── TASK INPUT
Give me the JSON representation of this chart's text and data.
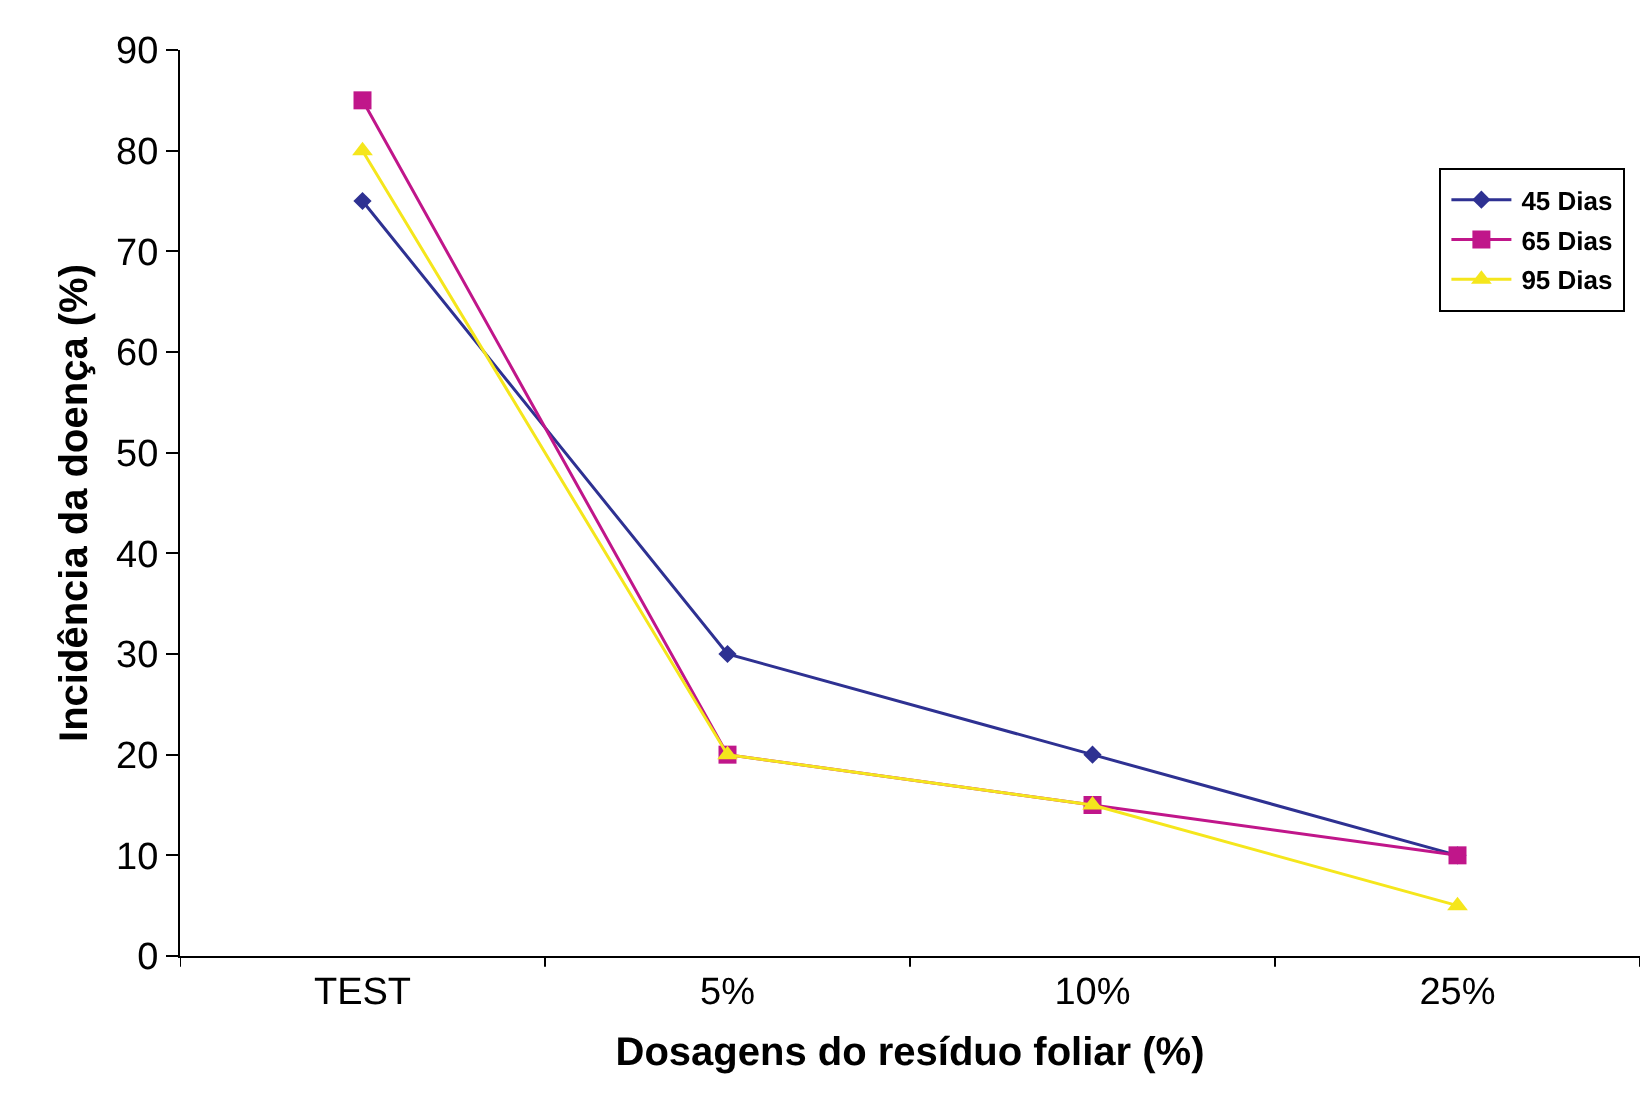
{
  "chart_data": {
    "type": "line",
    "xlabel": "Dosagens do resíduo foliar (%)",
    "ylabel": "Incidência da doença (%)",
    "categories": [
      "TEST",
      "5%",
      "10%",
      "25%"
    ],
    "series": [
      {
        "name": "45 Dias",
        "color": "#2e3192",
        "marker": "diamond",
        "values": [
          75,
          30,
          20,
          10
        ]
      },
      {
        "name": "65 Dias",
        "color": "#c0168a",
        "marker": "square",
        "values": [
          85,
          20,
          15,
          10
        ]
      },
      {
        "name": "95 Dias",
        "color": "#f5e61c",
        "marker": "triangle",
        "values": [
          80,
          20,
          15,
          5
        ]
      }
    ],
    "ylim": [
      0,
      90
    ],
    "yticks": [
      0,
      10,
      20,
      30,
      40,
      50,
      60,
      70,
      80,
      90
    ],
    "grid": false,
    "legend": "top right",
    "line_style": "solid"
  }
}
────
| WHAT YOU ARE ASKED TO DO |
Transcribe the material as is, with images omitted.

| FINAL ANSWER |
Give me the JSON representation of this chart's text and data.
{
  "chart_data": {
    "type": "line",
    "xlabel": "Dosagens do resíduo foliar (%)",
    "ylabel": "Incidência da doença (%)",
    "categories": [
      "TEST",
      "5%",
      "10%",
      "25%"
    ],
    "series": [
      {
        "name": "45 Dias",
        "color": "#2e3192",
        "marker": "diamond",
        "values": [
          75,
          30,
          20,
          10
        ]
      },
      {
        "name": "65 Dias",
        "color": "#c0168a",
        "marker": "square",
        "values": [
          85,
          20,
          15,
          10
        ]
      },
      {
        "name": "95 Dias",
        "color": "#f5e61c",
        "marker": "triangle",
        "values": [
          80,
          20,
          15,
          5
        ]
      }
    ],
    "ylim": [
      0,
      90
    ],
    "yticks": [
      0,
      10,
      20,
      30,
      40,
      50,
      60,
      70,
      80,
      90
    ],
    "grid": false,
    "legend": "top right",
    "line_style": "solid"
  }
}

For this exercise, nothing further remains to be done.